TASK TO COMPLETE: Reproduce all of the listing below without alteration.
--------------------
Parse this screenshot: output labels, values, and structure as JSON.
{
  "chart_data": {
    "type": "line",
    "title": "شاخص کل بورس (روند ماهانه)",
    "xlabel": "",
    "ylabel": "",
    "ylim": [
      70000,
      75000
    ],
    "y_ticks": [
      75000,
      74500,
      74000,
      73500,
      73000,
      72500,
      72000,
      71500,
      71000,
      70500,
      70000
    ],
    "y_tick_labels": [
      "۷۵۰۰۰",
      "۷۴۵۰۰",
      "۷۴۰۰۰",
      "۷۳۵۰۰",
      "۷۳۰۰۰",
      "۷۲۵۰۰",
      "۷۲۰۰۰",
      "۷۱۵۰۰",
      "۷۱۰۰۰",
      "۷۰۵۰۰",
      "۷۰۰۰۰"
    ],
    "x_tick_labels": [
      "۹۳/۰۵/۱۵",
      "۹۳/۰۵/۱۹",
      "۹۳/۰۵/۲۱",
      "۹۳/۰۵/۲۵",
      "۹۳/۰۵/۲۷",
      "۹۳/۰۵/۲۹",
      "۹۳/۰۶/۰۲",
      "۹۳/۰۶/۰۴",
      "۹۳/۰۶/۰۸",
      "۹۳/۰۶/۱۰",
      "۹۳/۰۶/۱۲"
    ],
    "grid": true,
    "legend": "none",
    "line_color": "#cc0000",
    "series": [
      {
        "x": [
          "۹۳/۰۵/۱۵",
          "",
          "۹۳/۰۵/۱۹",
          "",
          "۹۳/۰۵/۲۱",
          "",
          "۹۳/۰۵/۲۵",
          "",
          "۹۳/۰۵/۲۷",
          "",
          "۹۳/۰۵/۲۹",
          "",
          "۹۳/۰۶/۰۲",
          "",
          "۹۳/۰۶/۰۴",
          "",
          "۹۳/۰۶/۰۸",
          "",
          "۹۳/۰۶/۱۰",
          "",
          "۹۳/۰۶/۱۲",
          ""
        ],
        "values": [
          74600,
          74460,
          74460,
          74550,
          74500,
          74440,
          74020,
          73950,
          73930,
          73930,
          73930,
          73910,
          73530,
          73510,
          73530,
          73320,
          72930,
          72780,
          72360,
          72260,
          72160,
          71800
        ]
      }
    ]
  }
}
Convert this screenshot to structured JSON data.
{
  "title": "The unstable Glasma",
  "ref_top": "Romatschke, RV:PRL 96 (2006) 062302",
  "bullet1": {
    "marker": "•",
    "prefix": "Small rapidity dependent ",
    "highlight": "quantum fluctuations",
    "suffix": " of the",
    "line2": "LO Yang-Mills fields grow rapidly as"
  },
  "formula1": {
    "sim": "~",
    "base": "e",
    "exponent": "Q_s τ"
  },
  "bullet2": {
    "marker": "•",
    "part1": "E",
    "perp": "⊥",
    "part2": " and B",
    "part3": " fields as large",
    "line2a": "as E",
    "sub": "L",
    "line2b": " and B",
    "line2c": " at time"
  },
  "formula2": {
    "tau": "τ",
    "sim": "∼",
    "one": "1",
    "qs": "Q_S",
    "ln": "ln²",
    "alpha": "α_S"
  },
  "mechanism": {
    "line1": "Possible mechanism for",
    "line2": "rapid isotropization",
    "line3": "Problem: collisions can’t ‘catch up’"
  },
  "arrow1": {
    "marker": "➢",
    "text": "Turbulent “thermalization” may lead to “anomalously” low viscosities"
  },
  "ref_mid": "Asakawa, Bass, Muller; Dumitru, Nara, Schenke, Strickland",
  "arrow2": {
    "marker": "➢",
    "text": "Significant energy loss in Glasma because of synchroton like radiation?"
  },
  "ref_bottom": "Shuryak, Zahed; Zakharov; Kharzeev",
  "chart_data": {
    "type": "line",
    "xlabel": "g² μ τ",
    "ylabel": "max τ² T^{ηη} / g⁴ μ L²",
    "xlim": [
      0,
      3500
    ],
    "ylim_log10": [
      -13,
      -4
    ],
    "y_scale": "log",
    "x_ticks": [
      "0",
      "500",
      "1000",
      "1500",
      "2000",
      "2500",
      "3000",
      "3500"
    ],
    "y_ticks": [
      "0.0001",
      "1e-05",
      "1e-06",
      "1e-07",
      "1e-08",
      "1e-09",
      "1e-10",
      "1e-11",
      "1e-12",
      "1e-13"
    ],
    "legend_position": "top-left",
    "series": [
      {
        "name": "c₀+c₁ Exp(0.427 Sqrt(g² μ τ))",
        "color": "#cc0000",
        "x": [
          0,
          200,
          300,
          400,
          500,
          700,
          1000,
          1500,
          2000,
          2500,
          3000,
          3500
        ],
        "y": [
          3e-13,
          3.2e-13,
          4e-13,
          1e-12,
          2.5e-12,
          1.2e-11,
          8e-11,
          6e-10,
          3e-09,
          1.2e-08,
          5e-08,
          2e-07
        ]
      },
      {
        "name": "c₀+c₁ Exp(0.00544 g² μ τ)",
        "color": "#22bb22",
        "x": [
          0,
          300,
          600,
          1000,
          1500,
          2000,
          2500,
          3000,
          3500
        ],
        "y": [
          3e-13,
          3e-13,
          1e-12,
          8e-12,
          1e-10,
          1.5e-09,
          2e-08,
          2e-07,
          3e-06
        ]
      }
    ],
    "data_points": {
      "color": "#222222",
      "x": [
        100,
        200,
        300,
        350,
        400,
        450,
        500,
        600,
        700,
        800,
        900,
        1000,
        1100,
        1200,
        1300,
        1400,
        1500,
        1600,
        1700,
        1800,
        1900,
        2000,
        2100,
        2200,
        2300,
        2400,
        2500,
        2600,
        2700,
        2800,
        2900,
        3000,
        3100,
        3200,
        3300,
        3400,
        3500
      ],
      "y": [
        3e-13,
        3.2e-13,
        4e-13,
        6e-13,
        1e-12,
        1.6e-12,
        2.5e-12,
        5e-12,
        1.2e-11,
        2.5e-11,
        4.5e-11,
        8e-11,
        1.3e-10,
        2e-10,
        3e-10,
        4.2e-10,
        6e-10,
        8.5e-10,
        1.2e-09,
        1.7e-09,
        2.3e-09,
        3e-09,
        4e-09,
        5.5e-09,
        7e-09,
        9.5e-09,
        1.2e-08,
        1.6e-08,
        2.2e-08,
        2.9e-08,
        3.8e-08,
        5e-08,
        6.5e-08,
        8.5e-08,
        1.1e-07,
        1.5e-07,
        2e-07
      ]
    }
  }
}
--------------------
SOLUTION:
Parse this screenshot: output labels, values, and structure as JSON.
{
  "chart_data": {
    "type": "line",
    "title": "شاخص کل بورس (روند ماهانه)",
    "xlabel": "",
    "ylabel": "",
    "ylim": [
      70000,
      75000
    ],
    "y_ticks": [
      75000,
      74500,
      74000,
      73500,
      73000,
      72500,
      72000,
      71500,
      71000,
      70500,
      70000
    ],
    "y_tick_labels": [
      "۷۵۰۰۰",
      "۷۴۵۰۰",
      "۷۴۰۰۰",
      "۷۳۵۰۰",
      "۷۳۰۰۰",
      "۷۲۵۰۰",
      "۷۲۰۰۰",
      "۷۱۵۰۰",
      "۷۱۰۰۰",
      "۷۰۵۰۰",
      "۷۰۰۰۰"
    ],
    "x_tick_labels": [
      "۹۳/۰۵/۱۵",
      "۹۳/۰۵/۱۹",
      "۹۳/۰۵/۲۱",
      "۹۳/۰۵/۲۵",
      "۹۳/۰۵/۲۷",
      "۹۳/۰۵/۲۹",
      "۹۳/۰۶/۰۲",
      "۹۳/۰۶/۰۴",
      "۹۳/۰۶/۰۸",
      "۹۳/۰۶/۱۰",
      "۹۳/۰۶/۱۲"
    ],
    "grid": true,
    "legend": "none",
    "line_color": "#cc0000",
    "series": [
      {
        "x": [
          "۹۳/۰۵/۱۵",
          "",
          "۹۳/۰۵/۱۹",
          "",
          "۹۳/۰۵/۲۱",
          "",
          "۹۳/۰۵/۲۵",
          "",
          "۹۳/۰۵/۲۷",
          "",
          "۹۳/۰۵/۲۹",
          "",
          "۹۳/۰۶/۰۲",
          "",
          "۹۳/۰۶/۰۴",
          "",
          "۹۳/۰۶/۰۸",
          "",
          "۹۳/۰۶/۱۰",
          "",
          "۹۳/۰۶/۱۲",
          ""
        ],
        "values": [
          74600,
          74460,
          74460,
          74550,
          74500,
          74440,
          74020,
          73950,
          73930,
          73930,
          73930,
          73910,
          73530,
          73510,
          73530,
          73320,
          72930,
          72780,
          72360,
          72260,
          72160,
          71800
        ]
      }
    ]
  }
}
Convert this screenshot to structured JSON data.
{
  "title": "The unstable Glasma",
  "ref_top": "Romatschke, RV:PRL 96 (2006) 062302",
  "bullet1": {
    "marker": "•",
    "prefix": "Small rapidity dependent ",
    "highlight": "quantum fluctuations",
    "suffix": " of the",
    "line2": "LO Yang-Mills fields grow rapidly as"
  },
  "formula1": {
    "sim": "~",
    "base": "e",
    "exponent": "Q_s τ"
  },
  "bullet2": {
    "marker": "•",
    "part1": "E",
    "perp": "⊥",
    "part2": " and B",
    "part3": " fields as large",
    "line2a": "as E",
    "sub": "L",
    "line2b": " and B",
    "line2c": " at time"
  },
  "formula2": {
    "tau": "τ",
    "sim": "∼",
    "one": "1",
    "qs": "Q_S",
    "ln": "ln²",
    "alpha": "α_S"
  },
  "mechanism": {
    "line1": "Possible mechanism for",
    "line2": "rapid isotropization",
    "line3": "Problem: collisions can’t ‘catch up’"
  },
  "arrow1": {
    "marker": "➢",
    "text": "Turbulent “thermalization” may lead to “anomalously” low viscosities"
  },
  "ref_mid": "Asakawa, Bass, Muller; Dumitru, Nara, Schenke, Strickland",
  "arrow2": {
    "marker": "➢",
    "text": "Significant energy loss in Glasma because of synchroton like radiation?"
  },
  "ref_bottom": "Shuryak, Zahed; Zakharov; Kharzeev",
  "chart_data": {
    "type": "line",
    "xlabel": "g² μ τ",
    "ylabel": "max τ² T^{ηη} / g⁴ μ L²",
    "xlim": [
      0,
      3500
    ],
    "ylim_log10": [
      -13,
      -4
    ],
    "y_scale": "log",
    "x_ticks": [
      "0",
      "500",
      "1000",
      "1500",
      "2000",
      "2500",
      "3000",
      "3500"
    ],
    "y_ticks": [
      "0.0001",
      "1e-05",
      "1e-06",
      "1e-07",
      "1e-08",
      "1e-09",
      "1e-10",
      "1e-11",
      "1e-12",
      "1e-13"
    ],
    "legend_position": "top-left",
    "series": [
      {
        "name": "c₀+c₁ Exp(0.427 Sqrt(g² μ τ))",
        "color": "#cc0000",
        "x": [
          0,
          200,
          300,
          400,
          500,
          700,
          1000,
          1500,
          2000,
          2500,
          3000,
          3500
        ],
        "y": [
          3e-13,
          3.2e-13,
          4e-13,
          1e-12,
          2.5e-12,
          1.2e-11,
          8e-11,
          6e-10,
          3e-09,
          1.2e-08,
          5e-08,
          2e-07
        ]
      },
      {
        "name": "c₀+c₁ Exp(0.00544 g² μ τ)",
        "color": "#22bb22",
        "x": [
          0,
          300,
          600,
          1000,
          1500,
          2000,
          2500,
          3000,
          3500
        ],
        "y": [
          3e-13,
          3e-13,
          1e-12,
          8e-12,
          1e-10,
          1.5e-09,
          2e-08,
          2e-07,
          3e-06
        ]
      }
    ],
    "data_points": {
      "color": "#222222",
      "x": [
        100,
        200,
        300,
        350,
        400,
        450,
        500,
        600,
        700,
        800,
        900,
        1000,
        1100,
        1200,
        1300,
        1400,
        1500,
        1600,
        1700,
        1800,
        1900,
        2000,
        2100,
        2200,
        2300,
        2400,
        2500,
        2600,
        2700,
        2800,
        2900,
        3000,
        3100,
        3200,
        3300,
        3400,
        3500
      ],
      "y": [
        3e-13,
        3.2e-13,
        4e-13,
        6e-13,
        1e-12,
        1.6e-12,
        2.5e-12,
        5e-12,
        1.2e-11,
        2.5e-11,
        4.5e-11,
        8e-11,
        1.3e-10,
        2e-10,
        3e-10,
        4.2e-10,
        6e-10,
        8.5e-10,
        1.2e-09,
        1.7e-09,
        2.3e-09,
        3e-09,
        4e-09,
        5.5e-09,
        7e-09,
        9.5e-09,
        1.2e-08,
        1.6e-08,
        2.2e-08,
        2.9e-08,
        3.8e-08,
        5e-08,
        6.5e-08,
        8.5e-08,
        1.1e-07,
        1.5e-07,
        2e-07
      ]
    }
  }
}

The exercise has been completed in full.